Start

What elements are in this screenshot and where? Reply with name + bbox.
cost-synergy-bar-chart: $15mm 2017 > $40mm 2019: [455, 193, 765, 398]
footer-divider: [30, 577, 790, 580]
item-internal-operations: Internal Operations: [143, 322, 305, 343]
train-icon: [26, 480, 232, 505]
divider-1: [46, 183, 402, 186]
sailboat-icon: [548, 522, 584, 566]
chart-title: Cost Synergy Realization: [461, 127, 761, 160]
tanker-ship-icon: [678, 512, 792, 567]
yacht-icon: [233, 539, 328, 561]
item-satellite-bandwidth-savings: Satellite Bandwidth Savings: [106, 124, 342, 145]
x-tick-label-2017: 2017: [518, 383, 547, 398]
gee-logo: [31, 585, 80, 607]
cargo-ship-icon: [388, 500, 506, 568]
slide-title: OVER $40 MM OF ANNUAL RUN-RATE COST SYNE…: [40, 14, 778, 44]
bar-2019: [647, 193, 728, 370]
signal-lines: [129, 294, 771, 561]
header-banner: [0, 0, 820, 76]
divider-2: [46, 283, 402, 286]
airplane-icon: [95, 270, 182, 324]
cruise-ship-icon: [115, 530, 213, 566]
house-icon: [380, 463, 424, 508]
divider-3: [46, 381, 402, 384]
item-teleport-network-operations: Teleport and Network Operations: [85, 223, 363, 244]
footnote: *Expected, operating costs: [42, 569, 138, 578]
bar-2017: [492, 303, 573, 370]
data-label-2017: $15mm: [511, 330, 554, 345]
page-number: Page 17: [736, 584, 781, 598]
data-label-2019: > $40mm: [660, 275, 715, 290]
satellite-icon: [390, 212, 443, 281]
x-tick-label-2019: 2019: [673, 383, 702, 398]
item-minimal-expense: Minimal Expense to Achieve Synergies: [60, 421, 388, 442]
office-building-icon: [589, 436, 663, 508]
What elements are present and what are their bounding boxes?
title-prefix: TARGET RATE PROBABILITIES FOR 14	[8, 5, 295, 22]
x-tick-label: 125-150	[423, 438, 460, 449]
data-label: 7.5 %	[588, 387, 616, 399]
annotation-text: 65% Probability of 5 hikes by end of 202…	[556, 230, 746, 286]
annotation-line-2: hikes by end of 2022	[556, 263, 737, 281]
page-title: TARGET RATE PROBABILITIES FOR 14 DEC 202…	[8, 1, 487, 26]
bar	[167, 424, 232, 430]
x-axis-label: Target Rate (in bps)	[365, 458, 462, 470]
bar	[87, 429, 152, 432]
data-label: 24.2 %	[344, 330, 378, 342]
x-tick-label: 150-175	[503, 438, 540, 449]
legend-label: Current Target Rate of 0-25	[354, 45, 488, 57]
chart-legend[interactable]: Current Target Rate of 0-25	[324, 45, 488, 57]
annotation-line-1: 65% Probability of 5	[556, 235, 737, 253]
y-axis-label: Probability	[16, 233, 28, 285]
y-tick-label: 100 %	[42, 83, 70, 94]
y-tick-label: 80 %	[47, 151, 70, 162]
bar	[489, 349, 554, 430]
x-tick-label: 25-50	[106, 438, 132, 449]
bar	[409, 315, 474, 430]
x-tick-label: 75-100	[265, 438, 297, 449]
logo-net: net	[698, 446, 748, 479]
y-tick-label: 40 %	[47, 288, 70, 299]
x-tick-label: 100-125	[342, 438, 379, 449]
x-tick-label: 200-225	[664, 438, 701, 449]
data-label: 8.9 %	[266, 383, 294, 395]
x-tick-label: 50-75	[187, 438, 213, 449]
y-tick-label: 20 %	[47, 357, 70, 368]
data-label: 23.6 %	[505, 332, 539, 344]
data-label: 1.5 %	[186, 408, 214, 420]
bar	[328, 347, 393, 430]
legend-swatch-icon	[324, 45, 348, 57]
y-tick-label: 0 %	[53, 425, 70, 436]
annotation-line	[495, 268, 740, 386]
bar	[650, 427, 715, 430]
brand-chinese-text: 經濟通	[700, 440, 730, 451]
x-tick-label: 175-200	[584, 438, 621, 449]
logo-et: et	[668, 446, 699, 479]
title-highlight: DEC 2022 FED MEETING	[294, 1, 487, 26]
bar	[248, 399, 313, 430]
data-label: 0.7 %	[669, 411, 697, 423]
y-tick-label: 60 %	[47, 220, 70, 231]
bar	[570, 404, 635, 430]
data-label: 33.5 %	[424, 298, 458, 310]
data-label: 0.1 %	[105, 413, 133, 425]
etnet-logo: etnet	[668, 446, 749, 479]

End

#### [Work to be completed]
Retype every line of the records above character for character, keeping the original order and line breaks.

#### [Response to the exercise]
What elements are in this screenshot and where? Reply with name + bbox.
cost-synergy-bar-chart: $15mm 2017 > $40mm 2019: [455, 193, 765, 398]
footer-divider: [30, 577, 790, 580]
item-internal-operations: Internal Operations: [143, 322, 305, 343]
train-icon: [26, 480, 232, 505]
divider-1: [46, 183, 402, 186]
sailboat-icon: [548, 522, 584, 566]
chart-title: Cost Synergy Realization: [461, 127, 761, 160]
tanker-ship-icon: [678, 512, 792, 567]
yacht-icon: [233, 539, 328, 561]
item-satellite-bandwidth-savings: Satellite Bandwidth Savings: [106, 124, 342, 145]
x-tick-label-2017: 2017: [518, 383, 547, 398]
gee-logo: [31, 585, 80, 607]
cargo-ship-icon: [388, 500, 506, 568]
slide-title: OVER $40 MM OF ANNUAL RUN-RATE COST SYNE…: [40, 14, 778, 44]
bar-2019: [647, 193, 728, 370]
signal-lines: [129, 294, 771, 561]
header-banner: [0, 0, 820, 76]
divider-2: [46, 283, 402, 286]
airplane-icon: [95, 270, 182, 324]
cruise-ship-icon: [115, 530, 213, 566]
house-icon: [380, 463, 424, 508]
divider-3: [46, 381, 402, 384]
item-teleport-network-operations: Teleport and Network Operations: [85, 223, 363, 244]
footnote: *Expected, operating costs: [42, 569, 138, 578]
bar-2017: [492, 303, 573, 370]
data-label-2017: $15mm: [511, 330, 554, 345]
page-number: Page 17: [736, 584, 781, 598]
data-label-2019: > $40mm: [660, 275, 715, 290]
satellite-icon: [390, 212, 443, 281]
x-tick-label-2019: 2019: [673, 383, 702, 398]
item-minimal-expense: Minimal Expense to Achieve Synergies: [60, 421, 388, 442]
office-building-icon: [589, 436, 663, 508]
What elements are present and what are their bounding boxes?
title-prefix: TARGET RATE PROBABILITIES FOR 14	[8, 5, 295, 22]
x-tick-label: 125-150	[423, 438, 460, 449]
data-label: 7.5 %	[588, 387, 616, 399]
annotation-text: 65% Probability of 5 hikes by end of 202…	[556, 230, 746, 286]
annotation-line-2: hikes by end of 2022	[556, 263, 737, 281]
page-title: TARGET RATE PROBABILITIES FOR 14 DEC 202…	[8, 1, 487, 26]
bar	[167, 424, 232, 430]
x-axis-label: Target Rate (in bps)	[365, 458, 462, 470]
bar	[87, 429, 152, 432]
data-label: 24.2 %	[344, 330, 378, 342]
x-tick-label: 150-175	[503, 438, 540, 449]
legend-label: Current Target Rate of 0-25	[354, 45, 488, 57]
chart-legend[interactable]: Current Target Rate of 0-25	[324, 45, 488, 57]
annotation-line-1: 65% Probability of 5	[556, 235, 737, 253]
y-axis-label: Probability	[16, 233, 28, 285]
y-tick-label: 100 %	[42, 83, 70, 94]
y-tick-label: 80 %	[47, 151, 70, 162]
bar	[489, 349, 554, 430]
x-tick-label: 25-50	[106, 438, 132, 449]
bar	[409, 315, 474, 430]
x-tick-label: 75-100	[265, 438, 297, 449]
logo-net: net	[698, 446, 748, 479]
y-tick-label: 40 %	[47, 288, 70, 299]
x-tick-label: 100-125	[342, 438, 379, 449]
x-tick-label: 200-225	[664, 438, 701, 449]
data-label: 8.9 %	[266, 383, 294, 395]
x-tick-label: 50-75	[187, 438, 213, 449]
y-tick-label: 20 %	[47, 357, 70, 368]
data-label: 23.6 %	[505, 332, 539, 344]
data-label: 1.5 %	[186, 408, 214, 420]
bar	[328, 347, 393, 430]
legend-swatch-icon	[324, 45, 348, 57]
y-tick-label: 0 %	[53, 425, 70, 436]
annotation-line	[495, 268, 740, 386]
bar	[650, 427, 715, 430]
brand-chinese-text: 經濟通	[700, 440, 730, 451]
x-tick-label: 175-200	[584, 438, 621, 449]
logo-et: et	[668, 446, 699, 479]
title-highlight: DEC 2022 FED MEETING	[294, 1, 487, 26]
bar	[248, 399, 313, 430]
data-label: 0.7 %	[669, 411, 697, 423]
y-tick-label: 60 %	[47, 220, 70, 231]
bar	[570, 404, 635, 430]
data-label: 33.5 %	[424, 298, 458, 310]
data-label: 0.1 %	[105, 413, 133, 425]
etnet-logo: etnet	[668, 446, 749, 479]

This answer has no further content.